======== Record excerpts ========

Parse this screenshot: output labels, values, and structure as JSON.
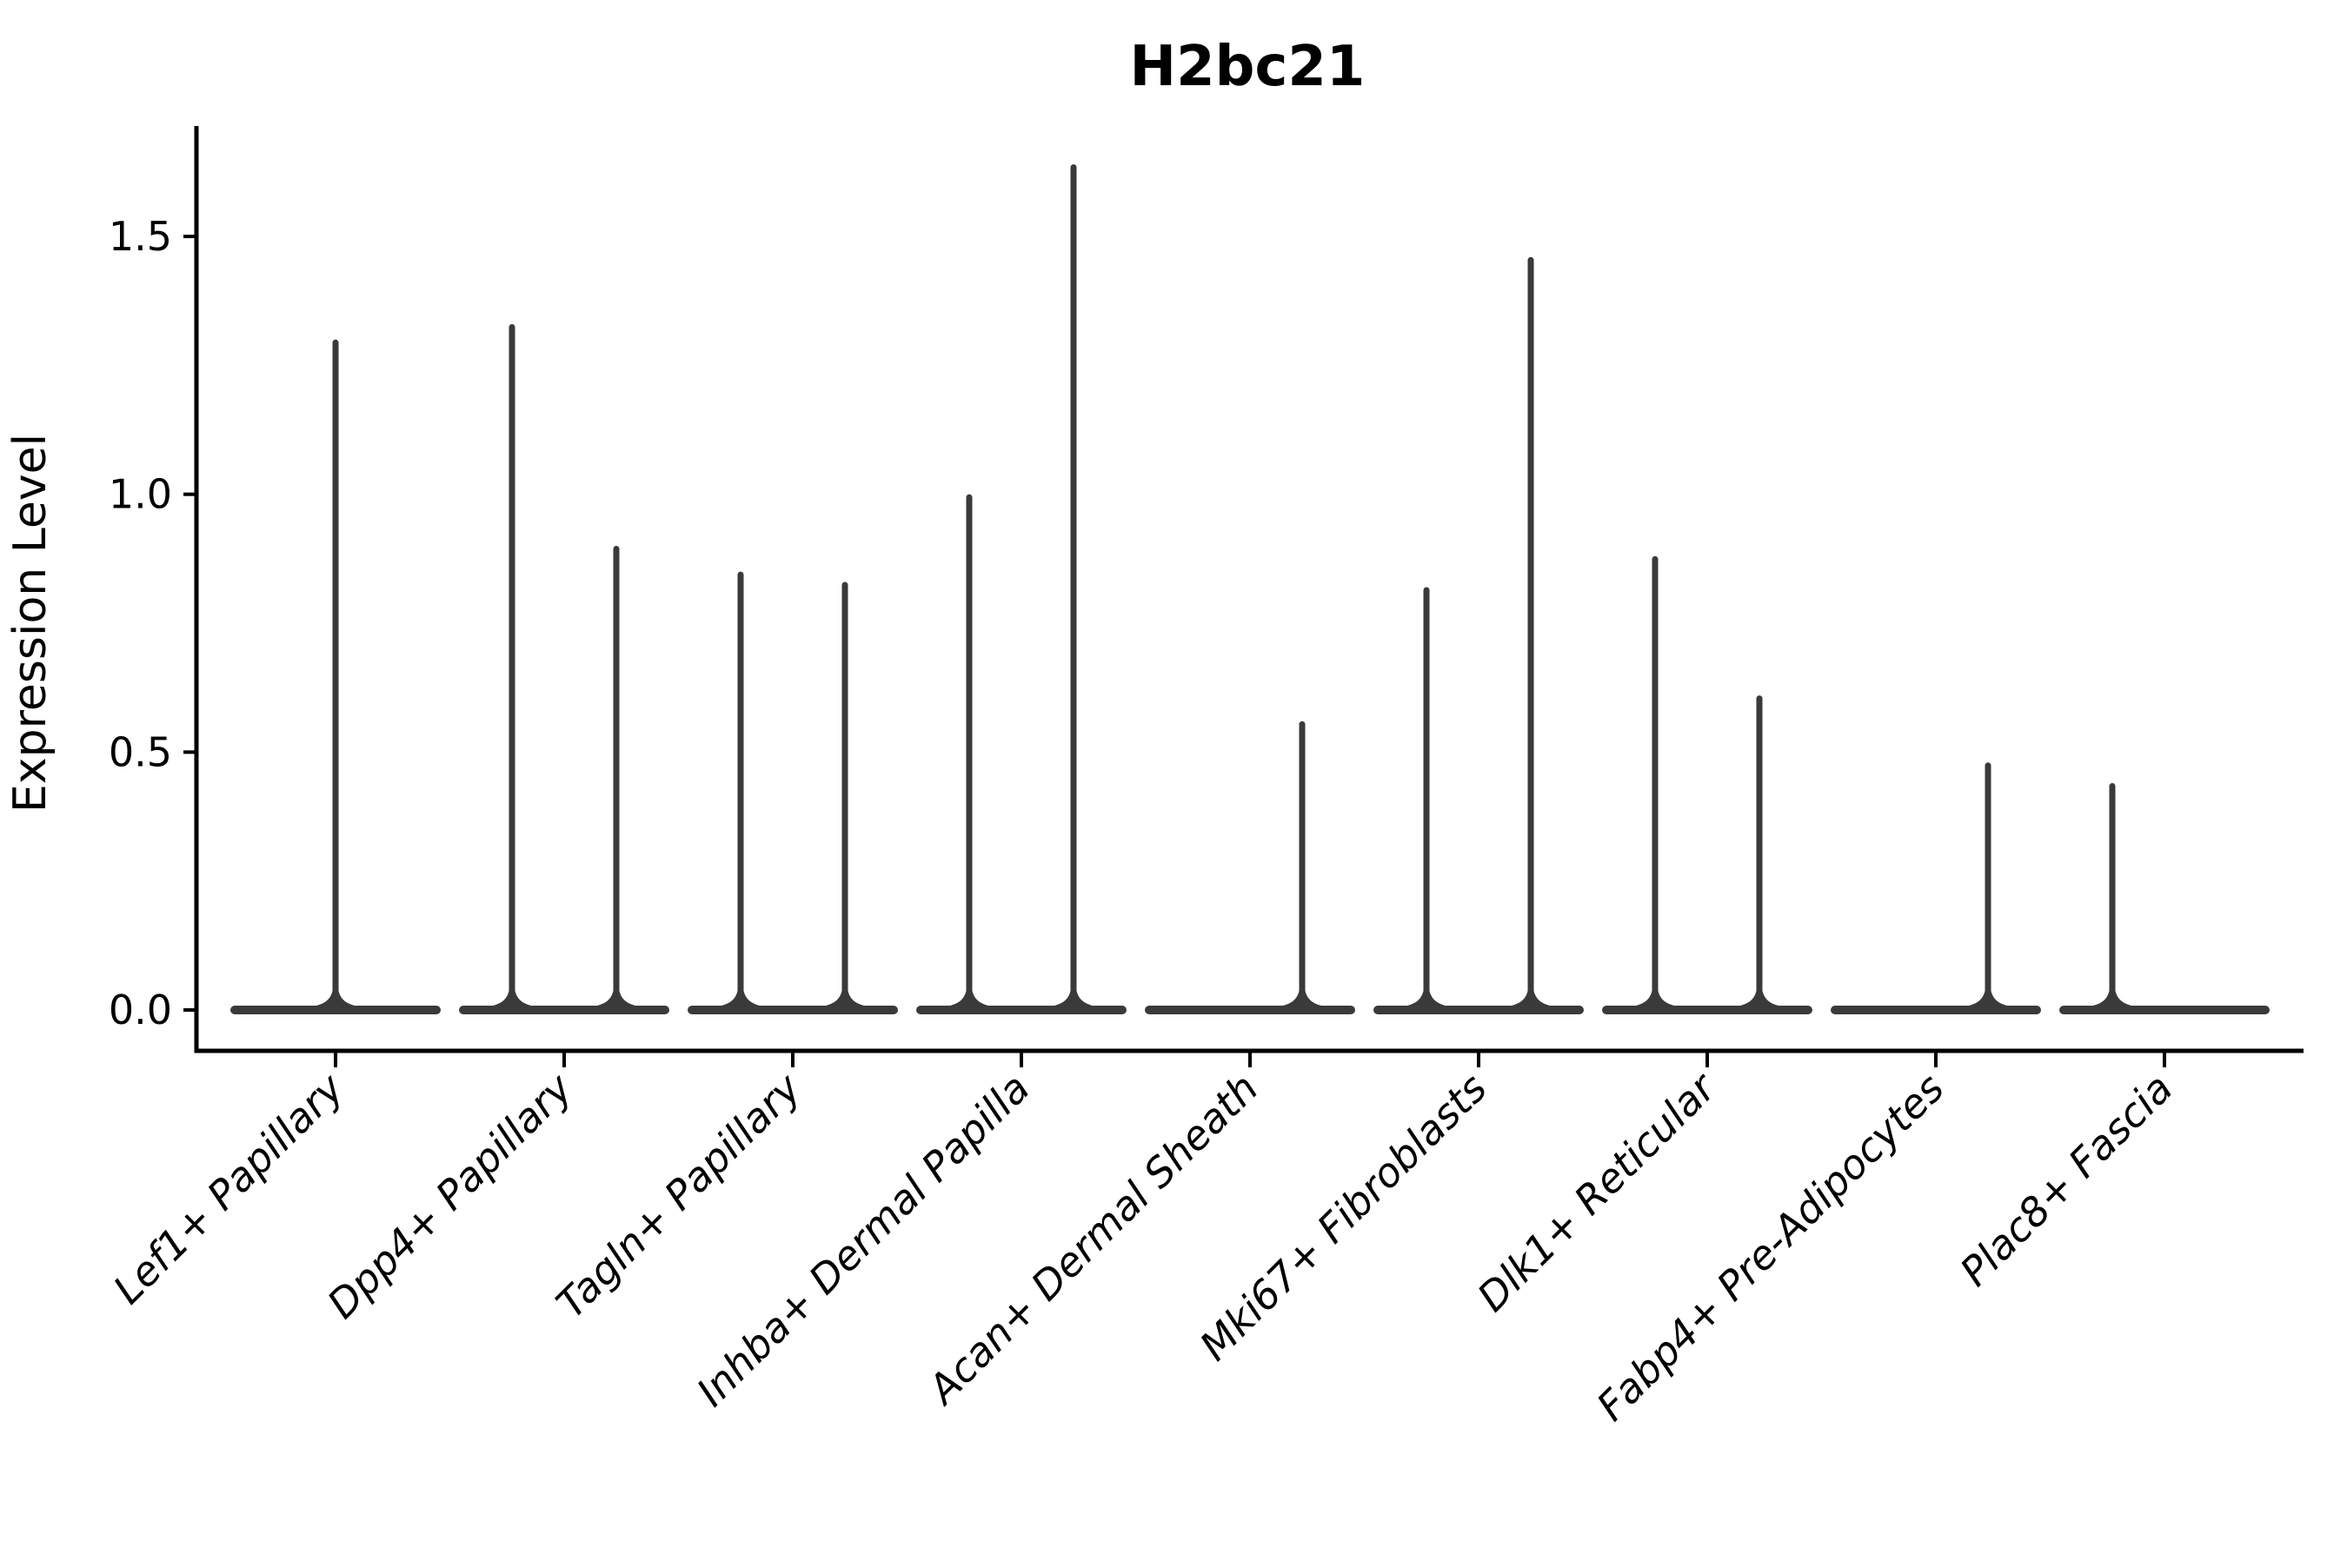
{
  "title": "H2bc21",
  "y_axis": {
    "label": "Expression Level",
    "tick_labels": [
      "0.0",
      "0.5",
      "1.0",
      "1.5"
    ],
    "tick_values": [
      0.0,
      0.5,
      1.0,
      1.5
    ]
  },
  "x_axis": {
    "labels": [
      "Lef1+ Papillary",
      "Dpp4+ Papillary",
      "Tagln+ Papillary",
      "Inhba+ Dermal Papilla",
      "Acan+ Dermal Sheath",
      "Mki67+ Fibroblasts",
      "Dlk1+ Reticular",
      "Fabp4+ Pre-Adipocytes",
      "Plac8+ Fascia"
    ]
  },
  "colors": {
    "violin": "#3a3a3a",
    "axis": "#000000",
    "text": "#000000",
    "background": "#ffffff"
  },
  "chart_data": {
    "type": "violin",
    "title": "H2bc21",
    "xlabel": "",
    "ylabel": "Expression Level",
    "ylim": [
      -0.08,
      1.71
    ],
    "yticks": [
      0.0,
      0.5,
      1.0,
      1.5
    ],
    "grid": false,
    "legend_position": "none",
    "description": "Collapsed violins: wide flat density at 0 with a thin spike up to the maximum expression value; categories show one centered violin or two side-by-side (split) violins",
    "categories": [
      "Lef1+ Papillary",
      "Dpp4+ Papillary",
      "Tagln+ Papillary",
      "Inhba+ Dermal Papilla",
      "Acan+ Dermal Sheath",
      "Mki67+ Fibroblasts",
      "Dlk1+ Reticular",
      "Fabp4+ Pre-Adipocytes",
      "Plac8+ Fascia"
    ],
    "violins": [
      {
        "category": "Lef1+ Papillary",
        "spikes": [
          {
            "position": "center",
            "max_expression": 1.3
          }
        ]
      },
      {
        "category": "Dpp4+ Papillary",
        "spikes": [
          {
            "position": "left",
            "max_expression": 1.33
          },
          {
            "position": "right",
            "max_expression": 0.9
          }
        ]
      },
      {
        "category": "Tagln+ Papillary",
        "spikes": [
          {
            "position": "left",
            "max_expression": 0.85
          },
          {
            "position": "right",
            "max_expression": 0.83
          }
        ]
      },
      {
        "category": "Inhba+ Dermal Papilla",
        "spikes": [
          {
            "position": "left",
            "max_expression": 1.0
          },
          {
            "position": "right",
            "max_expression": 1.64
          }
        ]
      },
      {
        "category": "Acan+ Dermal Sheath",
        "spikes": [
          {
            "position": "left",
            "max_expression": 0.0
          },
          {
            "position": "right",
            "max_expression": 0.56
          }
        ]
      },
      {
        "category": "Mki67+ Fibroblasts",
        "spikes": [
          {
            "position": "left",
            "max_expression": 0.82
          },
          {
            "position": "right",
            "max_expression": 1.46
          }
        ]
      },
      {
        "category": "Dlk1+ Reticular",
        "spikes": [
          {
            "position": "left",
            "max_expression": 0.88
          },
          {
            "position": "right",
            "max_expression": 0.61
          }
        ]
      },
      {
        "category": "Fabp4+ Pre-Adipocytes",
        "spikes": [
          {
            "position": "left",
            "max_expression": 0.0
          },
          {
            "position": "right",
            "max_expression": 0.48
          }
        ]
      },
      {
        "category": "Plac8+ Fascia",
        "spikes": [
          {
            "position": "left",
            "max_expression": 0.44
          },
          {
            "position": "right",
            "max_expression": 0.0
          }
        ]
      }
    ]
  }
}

========

*Task*
Every entry above needs to be retyped exactly; drop the pictures.

*Answer to this task*
Parse this screenshot: output labels, values, and structure as JSON.
{
  "title": "H2bc21",
  "y_axis": {
    "label": "Expression Level",
    "tick_labels": [
      "0.0",
      "0.5",
      "1.0",
      "1.5"
    ],
    "tick_values": [
      0.0,
      0.5,
      1.0,
      1.5
    ]
  },
  "x_axis": {
    "labels": [
      "Lef1+ Papillary",
      "Dpp4+ Papillary",
      "Tagln+ Papillary",
      "Inhba+ Dermal Papilla",
      "Acan+ Dermal Sheath",
      "Mki67+ Fibroblasts",
      "Dlk1+ Reticular",
      "Fabp4+ Pre-Adipocytes",
      "Plac8+ Fascia"
    ]
  },
  "colors": {
    "violin": "#3a3a3a",
    "axis": "#000000",
    "text": "#000000",
    "background": "#ffffff"
  },
  "chart_data": {
    "type": "violin",
    "title": "H2bc21",
    "xlabel": "",
    "ylabel": "Expression Level",
    "ylim": [
      -0.08,
      1.71
    ],
    "yticks": [
      0.0,
      0.5,
      1.0,
      1.5
    ],
    "grid": false,
    "legend_position": "none",
    "description": "Collapsed violins: wide flat density at 0 with a thin spike up to the maximum expression value; categories show one centered violin or two side-by-side (split) violins",
    "categories": [
      "Lef1+ Papillary",
      "Dpp4+ Papillary",
      "Tagln+ Papillary",
      "Inhba+ Dermal Papilla",
      "Acan+ Dermal Sheath",
      "Mki67+ Fibroblasts",
      "Dlk1+ Reticular",
      "Fabp4+ Pre-Adipocytes",
      "Plac8+ Fascia"
    ],
    "violins": [
      {
        "category": "Lef1+ Papillary",
        "spikes": [
          {
            "position": "center",
            "max_expression": 1.3
          }
        ]
      },
      {
        "category": "Dpp4+ Papillary",
        "spikes": [
          {
            "position": "left",
            "max_expression": 1.33
          },
          {
            "position": "right",
            "max_expression": 0.9
          }
        ]
      },
      {
        "category": "Tagln+ Papillary",
        "spikes": [
          {
            "position": "left",
            "max_expression": 0.85
          },
          {
            "position": "right",
            "max_expression": 0.83
          }
        ]
      },
      {
        "category": "Inhba+ Dermal Papilla",
        "spikes": [
          {
            "position": "left",
            "max_expression": 1.0
          },
          {
            "position": "right",
            "max_expression": 1.64
          }
        ]
      },
      {
        "category": "Acan+ Dermal Sheath",
        "spikes": [
          {
            "position": "left",
            "max_expression": 0.0
          },
          {
            "position": "right",
            "max_expression": 0.56
          }
        ]
      },
      {
        "category": "Mki67+ Fibroblasts",
        "spikes": [
          {
            "position": "left",
            "max_expression": 0.82
          },
          {
            "position": "right",
            "max_expression": 1.46
          }
        ]
      },
      {
        "category": "Dlk1+ Reticular",
        "spikes": [
          {
            "position": "left",
            "max_expression": 0.88
          },
          {
            "position": "right",
            "max_expression": 0.61
          }
        ]
      },
      {
        "category": "Fabp4+ Pre-Adipocytes",
        "spikes": [
          {
            "position": "left",
            "max_expression": 0.0
          },
          {
            "position": "right",
            "max_expression": 0.48
          }
        ]
      },
      {
        "category": "Plac8+ Fascia",
        "spikes": [
          {
            "position": "left",
            "max_expression": 0.44
          },
          {
            "position": "right",
            "max_expression": 0.0
          }
        ]
      }
    ]
  }
}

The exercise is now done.